**JOB**.
Without omitting anything, return the records precisely as given.

**SUPPLIED ENTRIES**.
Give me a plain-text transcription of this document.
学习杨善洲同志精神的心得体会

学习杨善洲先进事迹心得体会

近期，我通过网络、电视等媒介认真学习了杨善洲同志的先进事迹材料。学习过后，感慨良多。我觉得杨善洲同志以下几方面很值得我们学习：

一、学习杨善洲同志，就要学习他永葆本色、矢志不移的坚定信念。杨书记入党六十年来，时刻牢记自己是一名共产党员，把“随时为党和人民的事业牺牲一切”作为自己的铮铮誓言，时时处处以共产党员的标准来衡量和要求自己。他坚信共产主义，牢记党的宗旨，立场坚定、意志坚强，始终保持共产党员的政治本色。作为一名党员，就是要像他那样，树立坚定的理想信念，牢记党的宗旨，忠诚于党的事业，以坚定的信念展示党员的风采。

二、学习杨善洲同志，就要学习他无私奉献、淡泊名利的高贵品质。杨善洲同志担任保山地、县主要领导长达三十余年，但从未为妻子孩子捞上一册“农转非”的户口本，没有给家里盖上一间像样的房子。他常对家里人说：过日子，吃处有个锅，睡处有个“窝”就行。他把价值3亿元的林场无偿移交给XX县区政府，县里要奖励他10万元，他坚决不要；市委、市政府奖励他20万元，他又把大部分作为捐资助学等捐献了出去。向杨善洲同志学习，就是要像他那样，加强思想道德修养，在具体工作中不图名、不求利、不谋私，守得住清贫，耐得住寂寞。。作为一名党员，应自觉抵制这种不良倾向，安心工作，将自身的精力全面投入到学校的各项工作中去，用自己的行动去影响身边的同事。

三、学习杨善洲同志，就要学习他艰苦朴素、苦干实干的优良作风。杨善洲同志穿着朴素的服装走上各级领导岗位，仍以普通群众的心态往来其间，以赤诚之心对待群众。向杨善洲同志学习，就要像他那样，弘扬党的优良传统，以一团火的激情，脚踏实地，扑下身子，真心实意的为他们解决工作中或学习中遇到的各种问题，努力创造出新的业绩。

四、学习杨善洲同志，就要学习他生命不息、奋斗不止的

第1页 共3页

**OUTPUT**.
Give me a plain-text transcription of this document.
学习杨善洲同志精神的心得体会

学习杨善洲先进事迹心得体会

近期，我通过网络、电视等媒介认真学习了杨善洲同志的先进事迹材料。学习过后，感慨良多。我觉得杨善洲同志以下几方面很值得我们学习：

一、学习杨善洲同志，就要学习他永葆本色、矢志不移的坚定信念。杨书记入党六十年来，时刻牢记自己是一名共产党员，把“随时为党和人民的事业牺牲一切”作为自己的铮铮誓言，时时处处以共产党员的标准来衡量和要求自己。他坚信共产主义，牢记党的宗旨，立场坚定、意志坚强，始终保持共产党员的政治本色。作为一名党员，就是要像他那样，树立坚定的理想信念，牢记党的宗旨，忠诚于党的事业，以坚定的信念展示党员的风采。

二、学习杨善洲同志，就要学习他无私奉献、淡泊名利的高贵品质。杨善洲同志担任保山地、县主要领导长达三十余年，但从未为妻子孩子捞上一册“农转非”的户口本，没有给家里盖上一间像样的房子。他常对家里人说：过日子，吃处有个锅，睡处有个“窝”就行。他把价值3亿元的林场无偿移交给XX县区政府，县里要奖励他10万元，他坚决不要；市委、市政府奖励他20万元，他又把大部分作为捐资助学等捐献了出去。向杨善洲同志学习，就是要像他那样，加强思想道德修养，在具体工作中不图名、不求利、不谋私，守得住清贫，耐得住寂寞。。作为一名党员，应自觉抵制这种不良倾向，安心工作，将自身的精力全面投入到学校的各项工作中去，用自己的行动去影响身边的同事。

三、学习杨善洲同志，就要学习他艰苦朴素、苦干实干的优良作风。杨善洲同志穿着朴素的服装走上各级领导岗位，仍以普通群众的心态往来其间，以赤诚之心对待群众。向杨善洲同志学习，就要像他那样，弘扬党的优良传统，以一团火的激情，脚踏实地，扑下身子，真心实意的为他们解决工作中或学习中遇到的各种问题，努力创造出新的业绩。

四、学习杨善洲同志，就要学习他生命不息、奋斗不止的

第1页 共3页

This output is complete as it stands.